§ Short exercise
Go through the listing beneath this task and return every line that carries the string "соединений".

Collection entries
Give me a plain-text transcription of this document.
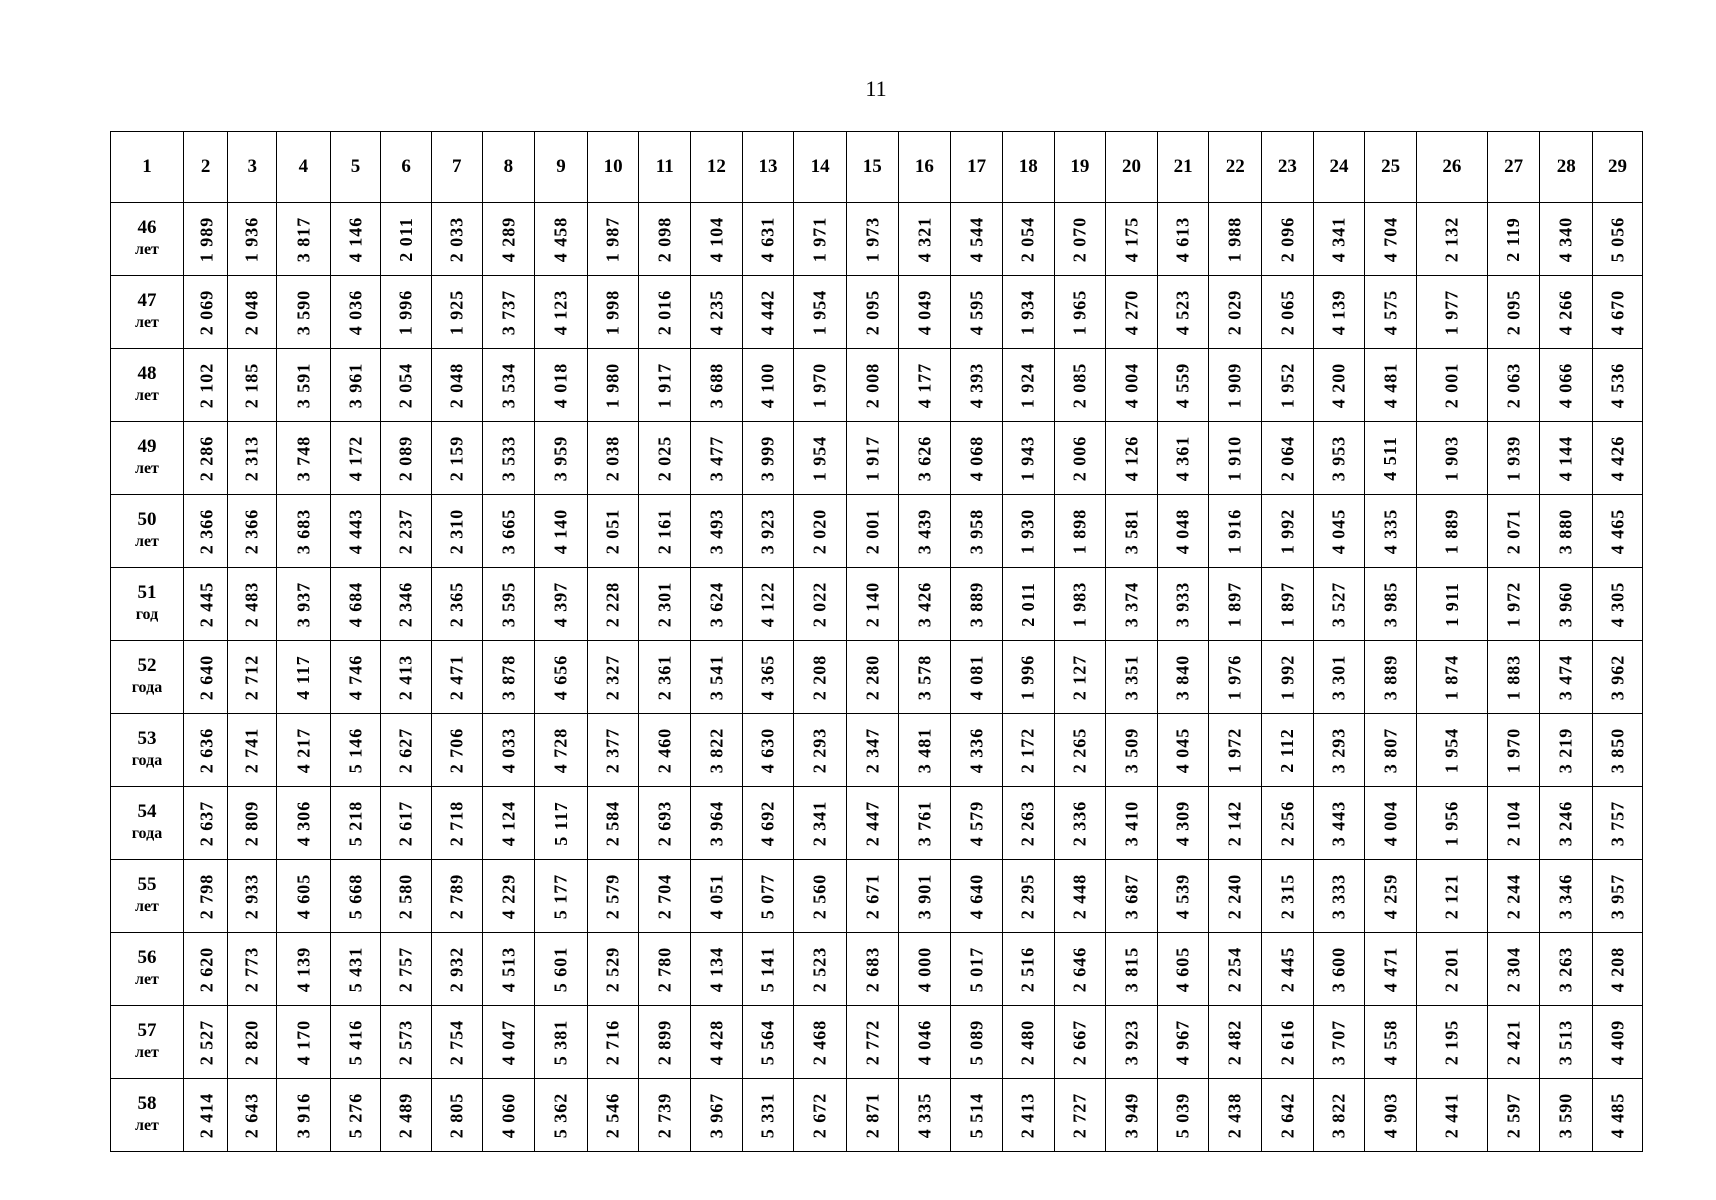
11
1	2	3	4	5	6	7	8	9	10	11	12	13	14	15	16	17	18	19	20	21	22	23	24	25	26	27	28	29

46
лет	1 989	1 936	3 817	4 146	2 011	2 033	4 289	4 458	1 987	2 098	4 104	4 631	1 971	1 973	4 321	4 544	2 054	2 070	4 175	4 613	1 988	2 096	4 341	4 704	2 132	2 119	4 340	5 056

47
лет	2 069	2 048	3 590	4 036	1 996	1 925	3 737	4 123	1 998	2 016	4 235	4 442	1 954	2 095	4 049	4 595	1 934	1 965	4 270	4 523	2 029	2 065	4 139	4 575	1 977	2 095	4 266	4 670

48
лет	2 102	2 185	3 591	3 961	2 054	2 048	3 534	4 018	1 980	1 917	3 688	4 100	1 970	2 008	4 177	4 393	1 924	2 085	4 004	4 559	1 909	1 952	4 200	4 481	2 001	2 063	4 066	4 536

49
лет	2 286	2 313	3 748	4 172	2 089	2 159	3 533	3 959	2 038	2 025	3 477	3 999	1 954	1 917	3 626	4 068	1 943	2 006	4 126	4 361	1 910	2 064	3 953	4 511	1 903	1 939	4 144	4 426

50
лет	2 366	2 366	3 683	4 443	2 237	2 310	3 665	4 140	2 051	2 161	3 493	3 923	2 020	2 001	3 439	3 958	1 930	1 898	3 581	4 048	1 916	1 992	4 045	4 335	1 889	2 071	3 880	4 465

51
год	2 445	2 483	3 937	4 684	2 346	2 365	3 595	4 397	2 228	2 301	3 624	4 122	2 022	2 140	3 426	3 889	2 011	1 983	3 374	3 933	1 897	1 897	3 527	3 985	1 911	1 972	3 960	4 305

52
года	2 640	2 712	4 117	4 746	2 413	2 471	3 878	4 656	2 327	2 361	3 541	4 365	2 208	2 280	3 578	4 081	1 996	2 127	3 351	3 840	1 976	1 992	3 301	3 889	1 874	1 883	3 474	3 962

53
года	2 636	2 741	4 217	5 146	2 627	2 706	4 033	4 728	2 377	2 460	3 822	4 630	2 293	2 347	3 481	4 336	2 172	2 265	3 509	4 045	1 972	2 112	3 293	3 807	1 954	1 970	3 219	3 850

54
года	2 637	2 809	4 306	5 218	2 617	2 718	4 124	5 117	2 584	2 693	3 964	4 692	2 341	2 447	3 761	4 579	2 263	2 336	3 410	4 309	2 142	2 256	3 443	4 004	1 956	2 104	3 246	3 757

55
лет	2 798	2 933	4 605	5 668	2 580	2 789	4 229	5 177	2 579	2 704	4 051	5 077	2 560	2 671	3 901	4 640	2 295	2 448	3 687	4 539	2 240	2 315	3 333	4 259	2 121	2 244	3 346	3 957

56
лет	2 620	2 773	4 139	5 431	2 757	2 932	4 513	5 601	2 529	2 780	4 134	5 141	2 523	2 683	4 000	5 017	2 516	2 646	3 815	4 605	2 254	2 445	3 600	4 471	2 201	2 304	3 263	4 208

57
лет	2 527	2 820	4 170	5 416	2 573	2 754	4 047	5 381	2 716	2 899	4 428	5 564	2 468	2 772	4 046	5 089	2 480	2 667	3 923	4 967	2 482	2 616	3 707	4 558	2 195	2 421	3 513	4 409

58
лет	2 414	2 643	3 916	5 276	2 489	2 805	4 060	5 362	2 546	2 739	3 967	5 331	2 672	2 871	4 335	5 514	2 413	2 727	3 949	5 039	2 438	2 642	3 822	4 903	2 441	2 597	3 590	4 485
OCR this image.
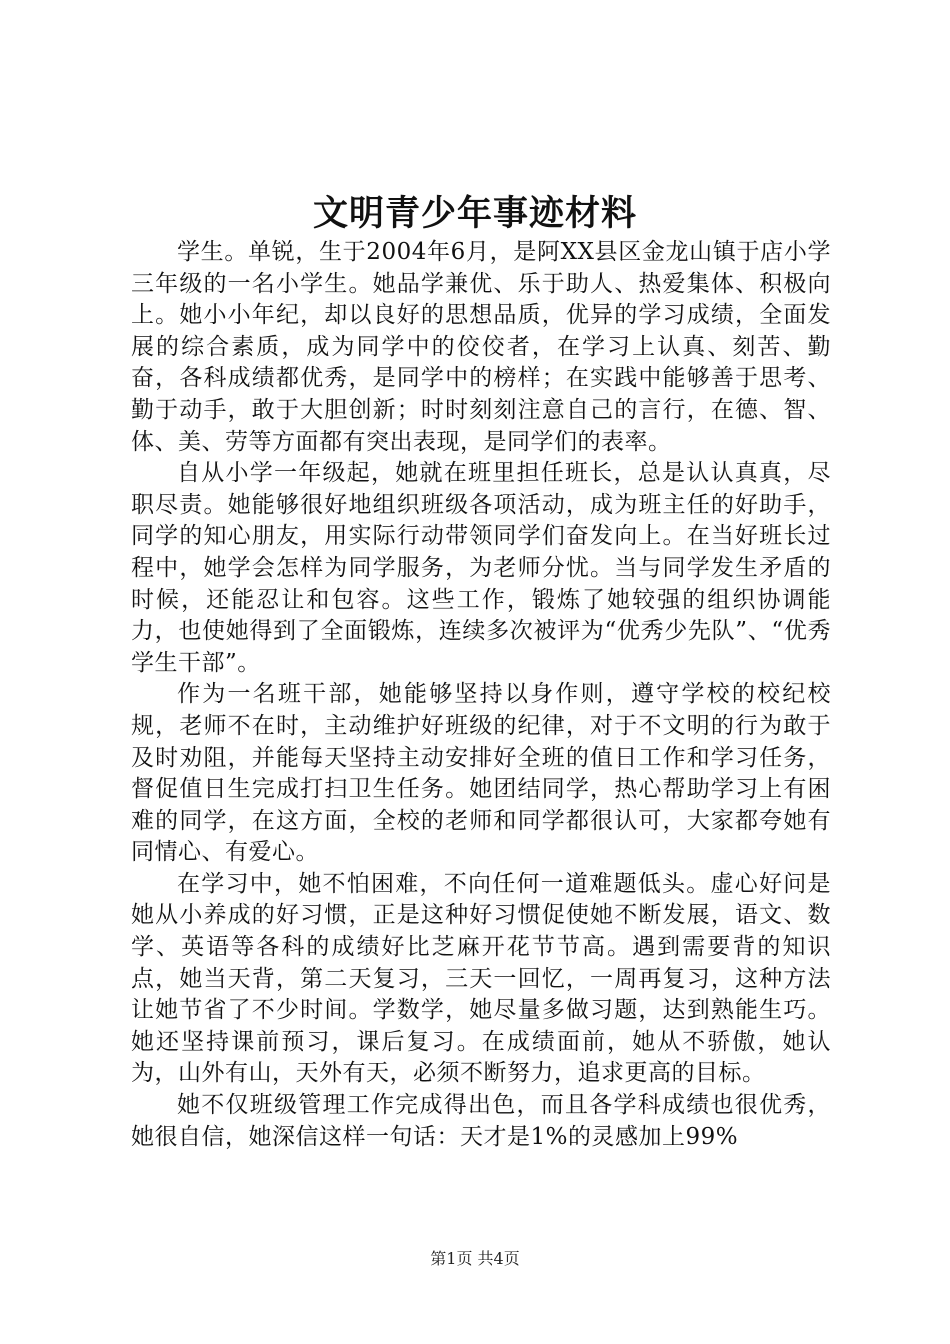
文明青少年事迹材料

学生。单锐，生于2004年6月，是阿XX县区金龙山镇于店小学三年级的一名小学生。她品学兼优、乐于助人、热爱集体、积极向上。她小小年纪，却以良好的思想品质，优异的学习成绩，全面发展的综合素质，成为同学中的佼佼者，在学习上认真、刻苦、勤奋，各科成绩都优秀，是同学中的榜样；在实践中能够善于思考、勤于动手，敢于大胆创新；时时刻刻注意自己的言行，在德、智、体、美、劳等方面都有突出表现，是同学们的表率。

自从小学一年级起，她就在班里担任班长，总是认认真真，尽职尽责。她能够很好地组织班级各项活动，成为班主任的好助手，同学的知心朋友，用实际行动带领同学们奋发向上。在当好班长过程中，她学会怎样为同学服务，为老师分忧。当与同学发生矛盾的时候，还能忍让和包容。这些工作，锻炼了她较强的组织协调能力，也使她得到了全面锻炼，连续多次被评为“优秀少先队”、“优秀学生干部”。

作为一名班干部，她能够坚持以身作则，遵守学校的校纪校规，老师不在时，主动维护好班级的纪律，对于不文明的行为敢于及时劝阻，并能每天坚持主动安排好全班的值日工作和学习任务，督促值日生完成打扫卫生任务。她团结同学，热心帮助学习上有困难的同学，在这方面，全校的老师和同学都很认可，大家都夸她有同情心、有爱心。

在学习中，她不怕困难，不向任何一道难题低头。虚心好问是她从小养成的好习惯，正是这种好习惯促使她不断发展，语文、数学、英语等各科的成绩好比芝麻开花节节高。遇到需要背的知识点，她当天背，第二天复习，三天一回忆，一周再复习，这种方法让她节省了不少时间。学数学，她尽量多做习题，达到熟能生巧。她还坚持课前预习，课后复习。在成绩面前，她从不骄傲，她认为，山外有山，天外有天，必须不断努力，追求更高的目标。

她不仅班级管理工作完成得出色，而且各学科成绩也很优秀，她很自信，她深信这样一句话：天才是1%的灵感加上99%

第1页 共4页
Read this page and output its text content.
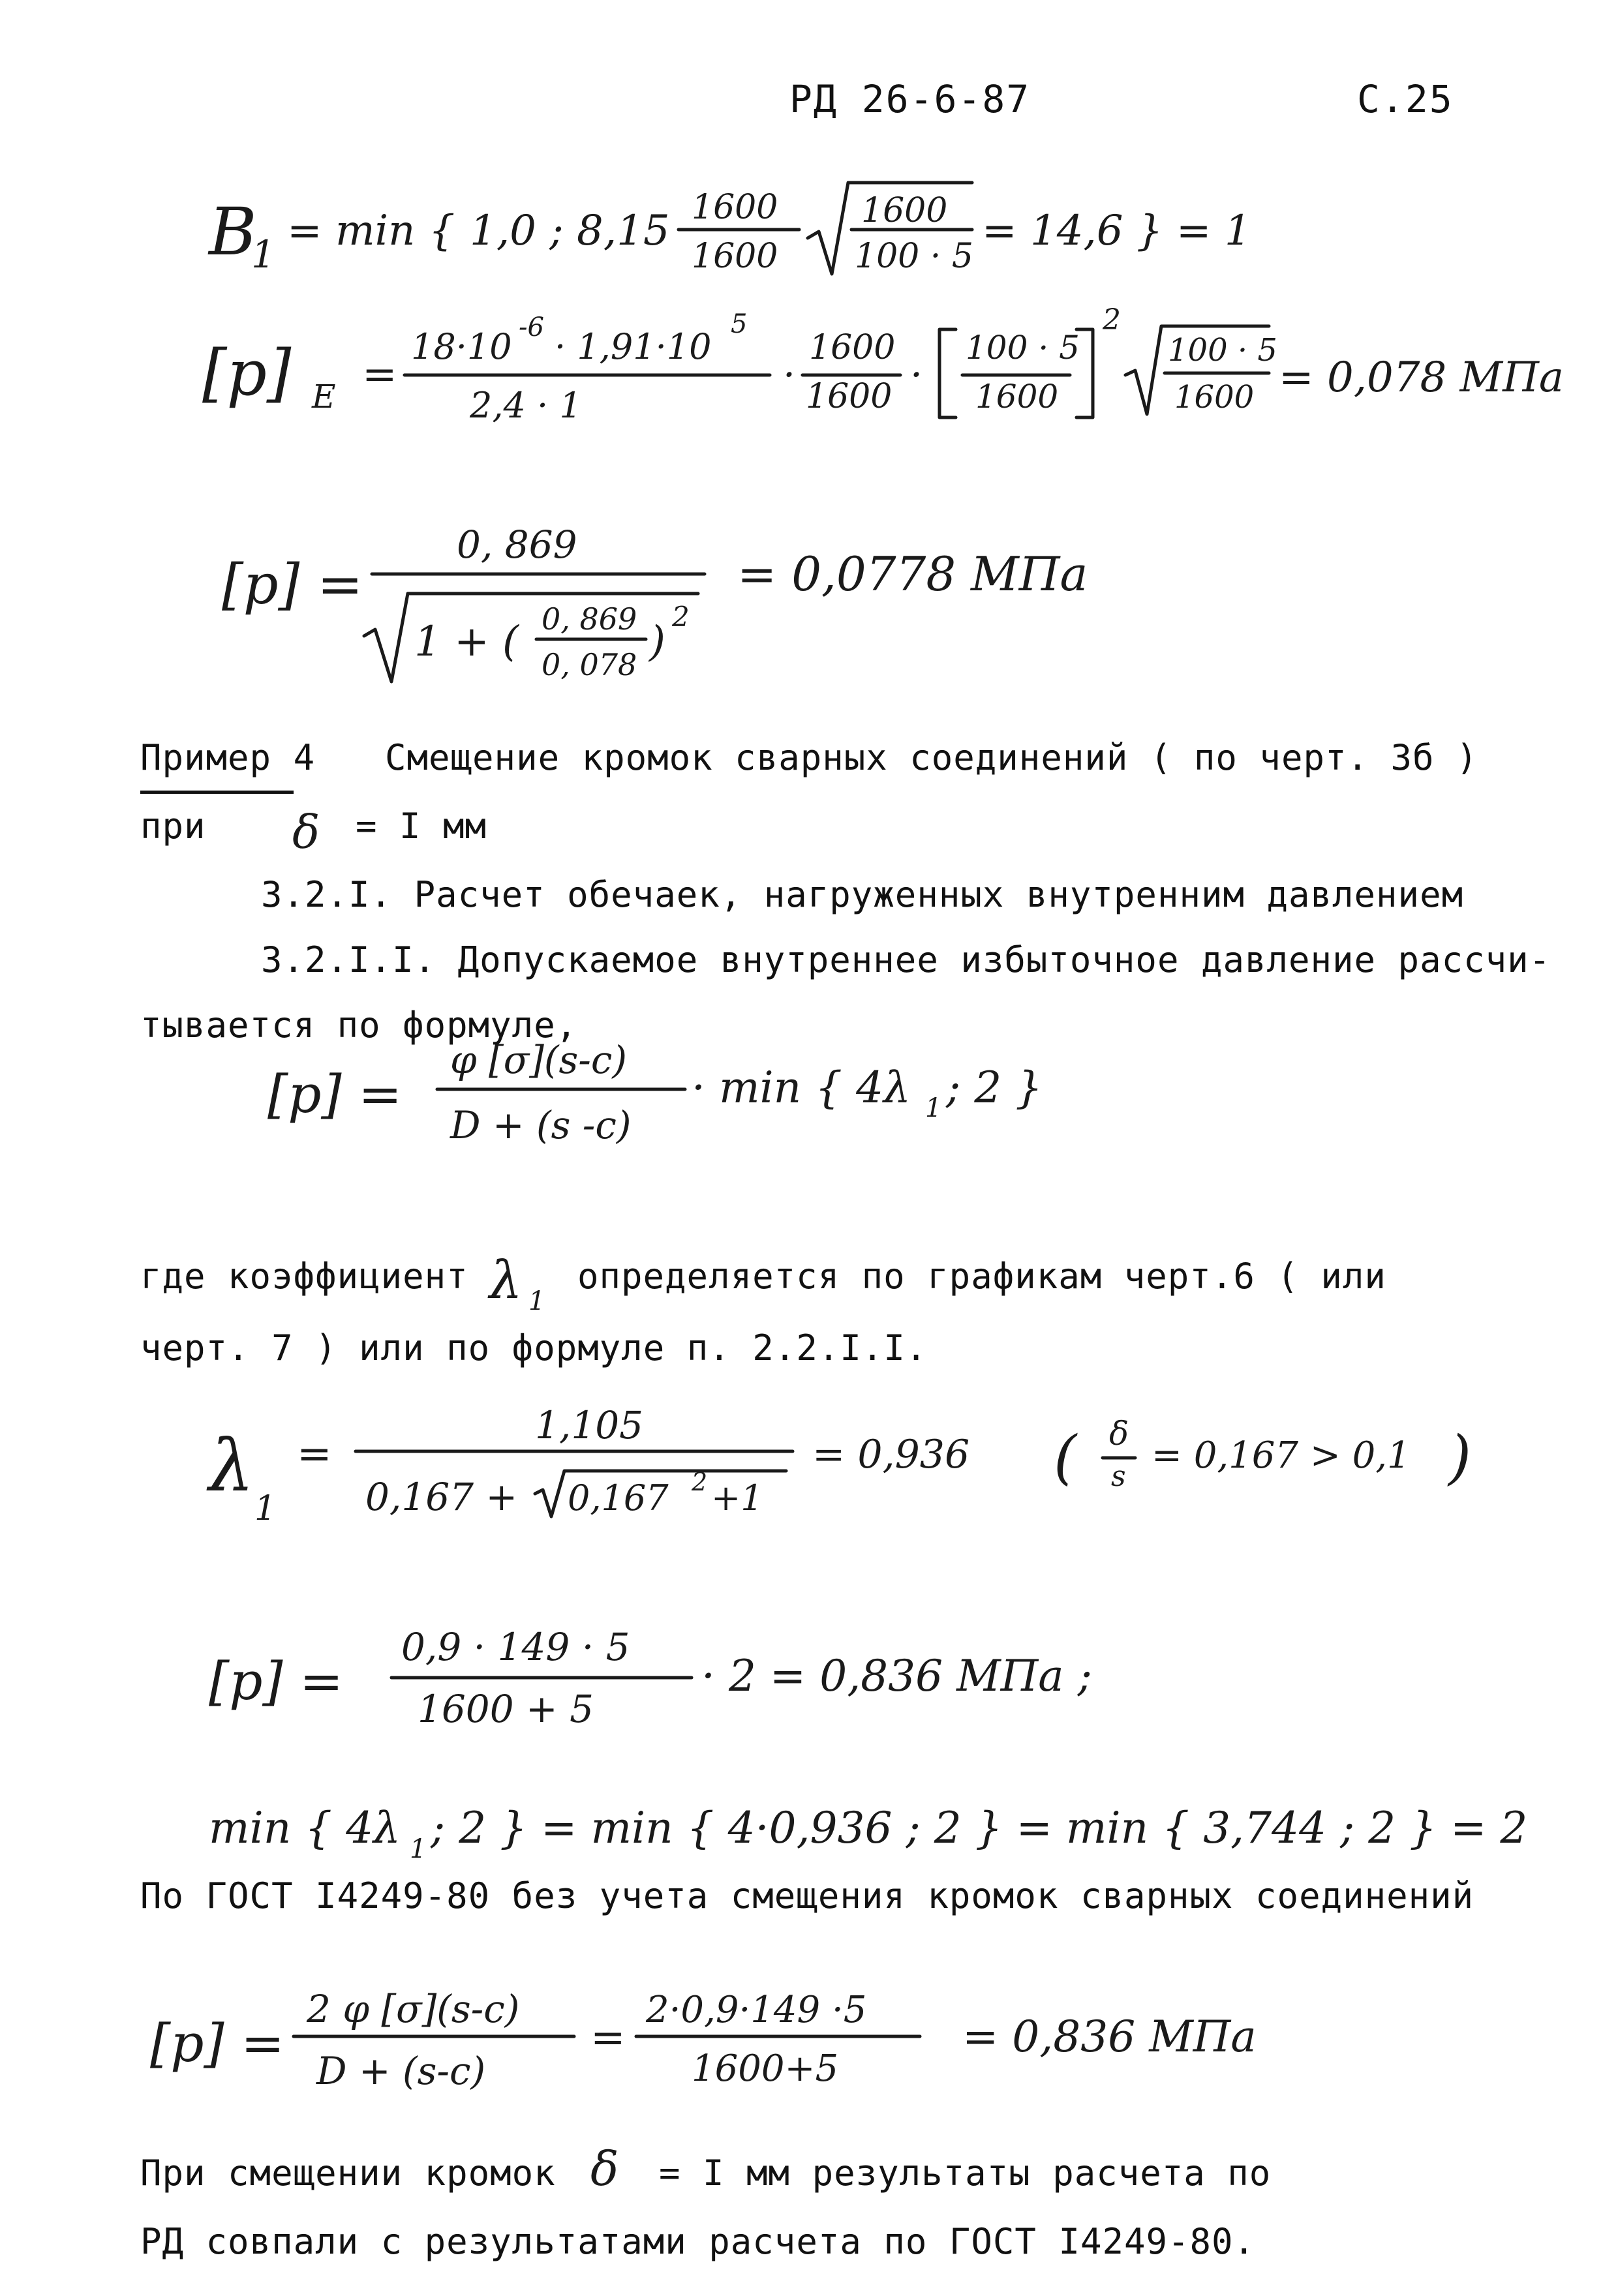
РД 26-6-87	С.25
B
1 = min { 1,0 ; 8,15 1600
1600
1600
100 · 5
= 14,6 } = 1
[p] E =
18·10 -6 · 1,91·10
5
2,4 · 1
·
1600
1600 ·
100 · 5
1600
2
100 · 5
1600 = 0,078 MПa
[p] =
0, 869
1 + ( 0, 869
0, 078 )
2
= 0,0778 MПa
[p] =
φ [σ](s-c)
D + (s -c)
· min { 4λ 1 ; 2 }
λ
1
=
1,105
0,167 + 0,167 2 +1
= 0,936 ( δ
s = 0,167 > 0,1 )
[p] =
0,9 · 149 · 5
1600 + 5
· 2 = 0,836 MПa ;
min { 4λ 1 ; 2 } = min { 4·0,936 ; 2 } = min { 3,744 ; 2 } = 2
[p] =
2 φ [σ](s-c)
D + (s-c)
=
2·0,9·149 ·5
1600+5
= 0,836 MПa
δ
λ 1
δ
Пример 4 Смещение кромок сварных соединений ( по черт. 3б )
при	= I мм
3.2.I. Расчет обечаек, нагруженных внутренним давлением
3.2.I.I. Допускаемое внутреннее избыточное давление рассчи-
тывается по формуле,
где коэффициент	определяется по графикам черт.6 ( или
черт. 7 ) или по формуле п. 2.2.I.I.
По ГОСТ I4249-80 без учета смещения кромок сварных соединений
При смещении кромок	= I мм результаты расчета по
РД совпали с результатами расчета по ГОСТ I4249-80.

§ Finished answer
Пример 4 Смещение кромок сварных соединений ( по черт. 3б )
По ГОСТ I4249-80 без учета смещения кромок сварных соединений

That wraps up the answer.